Within the material below, find each line bearing the word "Utilization" and present it.
******
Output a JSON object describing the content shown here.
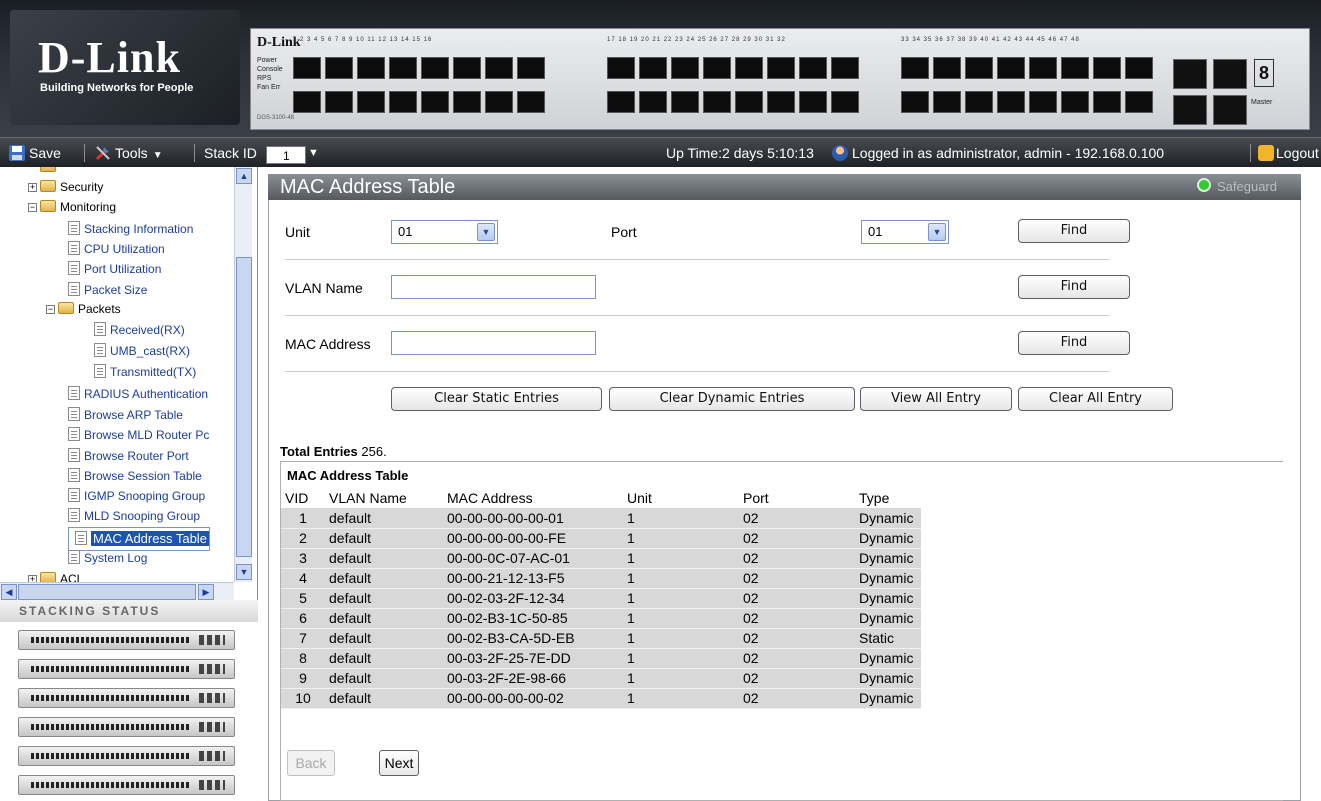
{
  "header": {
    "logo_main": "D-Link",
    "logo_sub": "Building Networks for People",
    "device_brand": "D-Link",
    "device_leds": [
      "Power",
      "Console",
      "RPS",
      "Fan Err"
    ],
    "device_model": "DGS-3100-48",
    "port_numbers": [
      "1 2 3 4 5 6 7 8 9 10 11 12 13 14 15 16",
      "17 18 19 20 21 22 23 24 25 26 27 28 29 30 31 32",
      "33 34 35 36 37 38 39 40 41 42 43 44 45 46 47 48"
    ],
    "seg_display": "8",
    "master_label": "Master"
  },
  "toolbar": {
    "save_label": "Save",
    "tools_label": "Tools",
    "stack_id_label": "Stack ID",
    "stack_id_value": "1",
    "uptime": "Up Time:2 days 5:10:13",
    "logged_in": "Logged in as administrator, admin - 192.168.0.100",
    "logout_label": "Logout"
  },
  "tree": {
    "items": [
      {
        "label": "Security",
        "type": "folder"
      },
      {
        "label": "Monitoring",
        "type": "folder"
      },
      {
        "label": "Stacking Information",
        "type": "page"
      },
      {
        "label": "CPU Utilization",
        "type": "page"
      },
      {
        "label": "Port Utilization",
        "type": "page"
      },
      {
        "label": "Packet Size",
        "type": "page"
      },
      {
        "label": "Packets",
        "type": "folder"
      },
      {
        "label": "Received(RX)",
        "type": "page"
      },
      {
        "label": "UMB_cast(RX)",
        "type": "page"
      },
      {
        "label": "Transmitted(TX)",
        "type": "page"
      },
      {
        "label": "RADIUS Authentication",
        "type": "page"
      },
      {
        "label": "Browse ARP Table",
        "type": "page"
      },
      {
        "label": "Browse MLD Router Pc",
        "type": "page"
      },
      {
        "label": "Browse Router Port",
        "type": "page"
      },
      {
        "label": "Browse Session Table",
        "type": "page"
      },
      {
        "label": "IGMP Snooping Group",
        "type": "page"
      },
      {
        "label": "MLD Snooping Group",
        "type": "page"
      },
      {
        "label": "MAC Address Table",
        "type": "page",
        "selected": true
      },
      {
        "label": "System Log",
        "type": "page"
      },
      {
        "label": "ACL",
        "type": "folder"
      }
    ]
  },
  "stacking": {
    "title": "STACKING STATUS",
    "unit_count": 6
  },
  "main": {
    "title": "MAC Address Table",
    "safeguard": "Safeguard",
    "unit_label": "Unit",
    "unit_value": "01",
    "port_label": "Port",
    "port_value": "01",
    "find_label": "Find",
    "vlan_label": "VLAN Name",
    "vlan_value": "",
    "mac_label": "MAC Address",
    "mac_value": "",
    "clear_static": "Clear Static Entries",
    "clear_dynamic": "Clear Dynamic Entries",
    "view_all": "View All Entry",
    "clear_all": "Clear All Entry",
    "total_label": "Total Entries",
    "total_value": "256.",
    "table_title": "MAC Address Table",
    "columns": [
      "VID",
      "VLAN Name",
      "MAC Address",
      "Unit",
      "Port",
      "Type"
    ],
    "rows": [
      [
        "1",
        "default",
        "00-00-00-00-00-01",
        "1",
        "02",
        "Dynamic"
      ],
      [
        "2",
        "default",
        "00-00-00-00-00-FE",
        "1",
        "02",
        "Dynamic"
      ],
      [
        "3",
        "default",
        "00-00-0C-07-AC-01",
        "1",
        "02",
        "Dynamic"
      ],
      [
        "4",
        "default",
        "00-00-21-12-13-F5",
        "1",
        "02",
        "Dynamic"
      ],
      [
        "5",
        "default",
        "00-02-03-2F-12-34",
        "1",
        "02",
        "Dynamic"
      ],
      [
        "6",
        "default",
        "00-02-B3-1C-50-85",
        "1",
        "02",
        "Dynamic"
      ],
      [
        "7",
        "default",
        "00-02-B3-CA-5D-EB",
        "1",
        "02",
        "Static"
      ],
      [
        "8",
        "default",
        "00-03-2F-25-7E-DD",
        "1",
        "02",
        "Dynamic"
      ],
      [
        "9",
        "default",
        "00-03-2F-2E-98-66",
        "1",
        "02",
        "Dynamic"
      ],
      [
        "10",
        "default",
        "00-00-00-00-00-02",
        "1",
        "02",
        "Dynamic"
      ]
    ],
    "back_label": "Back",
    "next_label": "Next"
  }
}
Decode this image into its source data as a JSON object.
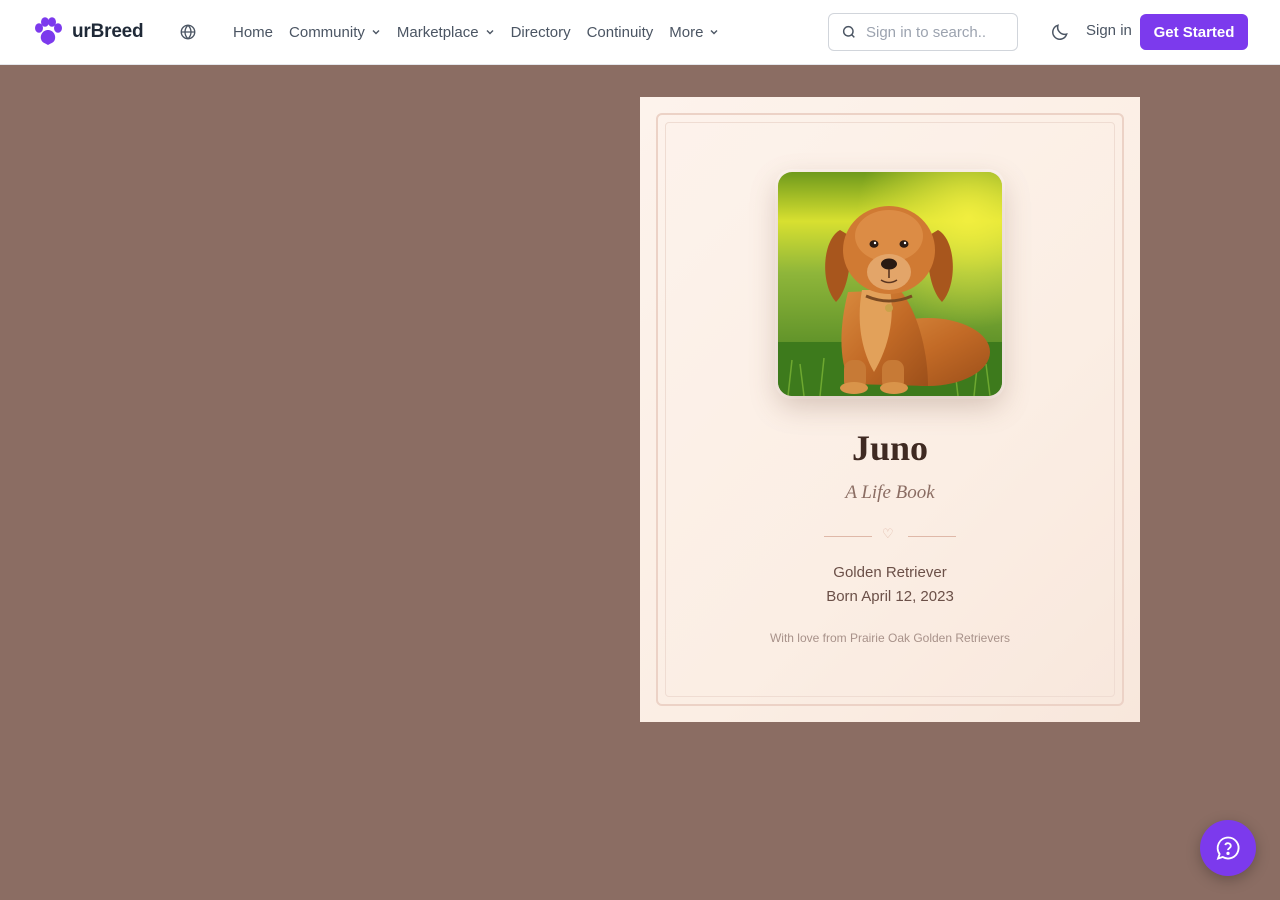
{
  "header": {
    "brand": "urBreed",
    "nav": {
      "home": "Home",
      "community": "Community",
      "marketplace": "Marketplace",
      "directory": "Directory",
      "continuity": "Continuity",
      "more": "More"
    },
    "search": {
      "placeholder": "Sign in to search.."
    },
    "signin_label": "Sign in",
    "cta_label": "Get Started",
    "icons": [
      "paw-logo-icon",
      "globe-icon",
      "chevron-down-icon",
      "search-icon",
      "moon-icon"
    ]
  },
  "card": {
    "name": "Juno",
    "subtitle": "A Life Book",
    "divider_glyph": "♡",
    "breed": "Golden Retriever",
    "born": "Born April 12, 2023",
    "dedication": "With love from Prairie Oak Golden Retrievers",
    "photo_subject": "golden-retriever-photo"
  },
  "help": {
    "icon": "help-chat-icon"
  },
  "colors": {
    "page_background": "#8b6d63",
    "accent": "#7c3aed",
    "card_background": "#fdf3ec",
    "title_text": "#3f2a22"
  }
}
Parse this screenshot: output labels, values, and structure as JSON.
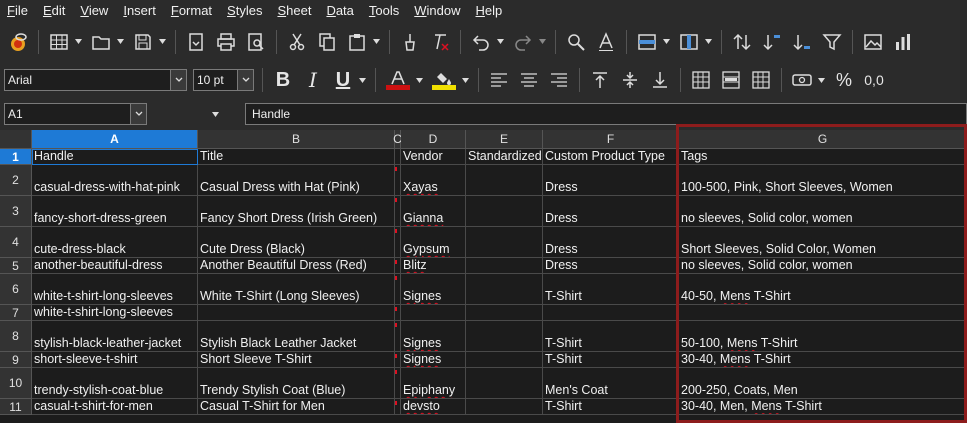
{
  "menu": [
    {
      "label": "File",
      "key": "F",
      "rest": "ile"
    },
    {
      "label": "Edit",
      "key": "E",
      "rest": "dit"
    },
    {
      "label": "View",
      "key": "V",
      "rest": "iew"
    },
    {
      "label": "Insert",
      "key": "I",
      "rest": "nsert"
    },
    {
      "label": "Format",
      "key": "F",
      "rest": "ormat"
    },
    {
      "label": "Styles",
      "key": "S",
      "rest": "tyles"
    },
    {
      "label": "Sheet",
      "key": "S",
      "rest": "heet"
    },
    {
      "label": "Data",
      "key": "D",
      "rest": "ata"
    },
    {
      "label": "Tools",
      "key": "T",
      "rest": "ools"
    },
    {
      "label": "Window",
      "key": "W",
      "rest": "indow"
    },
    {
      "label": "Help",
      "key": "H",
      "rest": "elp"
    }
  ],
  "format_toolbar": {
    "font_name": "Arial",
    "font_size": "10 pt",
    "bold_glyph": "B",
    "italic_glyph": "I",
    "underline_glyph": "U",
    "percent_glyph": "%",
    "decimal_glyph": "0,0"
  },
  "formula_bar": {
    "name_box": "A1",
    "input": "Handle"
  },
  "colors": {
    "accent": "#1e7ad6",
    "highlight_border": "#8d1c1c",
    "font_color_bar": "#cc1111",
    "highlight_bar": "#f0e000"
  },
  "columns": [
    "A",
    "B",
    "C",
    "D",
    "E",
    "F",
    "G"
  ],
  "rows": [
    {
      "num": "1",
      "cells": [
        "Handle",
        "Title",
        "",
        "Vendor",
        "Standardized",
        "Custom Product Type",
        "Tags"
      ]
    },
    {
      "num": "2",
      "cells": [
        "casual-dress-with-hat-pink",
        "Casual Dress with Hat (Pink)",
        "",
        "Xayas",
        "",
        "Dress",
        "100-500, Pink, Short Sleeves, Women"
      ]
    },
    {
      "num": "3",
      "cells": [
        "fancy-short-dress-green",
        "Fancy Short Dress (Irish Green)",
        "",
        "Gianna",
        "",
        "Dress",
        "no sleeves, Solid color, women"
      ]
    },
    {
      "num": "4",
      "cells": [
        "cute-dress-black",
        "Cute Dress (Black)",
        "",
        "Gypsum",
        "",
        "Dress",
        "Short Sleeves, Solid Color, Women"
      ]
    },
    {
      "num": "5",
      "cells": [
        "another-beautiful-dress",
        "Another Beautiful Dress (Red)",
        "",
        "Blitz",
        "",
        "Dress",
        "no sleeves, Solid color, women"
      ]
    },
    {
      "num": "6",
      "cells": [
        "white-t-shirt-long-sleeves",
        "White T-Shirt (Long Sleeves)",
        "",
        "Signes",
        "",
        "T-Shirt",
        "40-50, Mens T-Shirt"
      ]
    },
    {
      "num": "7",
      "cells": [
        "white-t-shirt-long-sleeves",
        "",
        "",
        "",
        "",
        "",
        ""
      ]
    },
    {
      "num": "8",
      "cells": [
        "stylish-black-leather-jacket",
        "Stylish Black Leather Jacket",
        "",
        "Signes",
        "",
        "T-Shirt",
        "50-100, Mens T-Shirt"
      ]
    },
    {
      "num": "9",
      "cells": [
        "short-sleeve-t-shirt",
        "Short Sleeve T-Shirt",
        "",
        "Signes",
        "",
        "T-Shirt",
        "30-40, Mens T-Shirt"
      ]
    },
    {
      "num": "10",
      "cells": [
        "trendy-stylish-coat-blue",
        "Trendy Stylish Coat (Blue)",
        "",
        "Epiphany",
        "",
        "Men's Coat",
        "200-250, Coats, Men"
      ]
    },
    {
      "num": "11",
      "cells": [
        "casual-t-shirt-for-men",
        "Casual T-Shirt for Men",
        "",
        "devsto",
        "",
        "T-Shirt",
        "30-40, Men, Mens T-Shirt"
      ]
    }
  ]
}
******
[In response]:
        "label": "CPU Utilization",
        "label": "Port Utilization",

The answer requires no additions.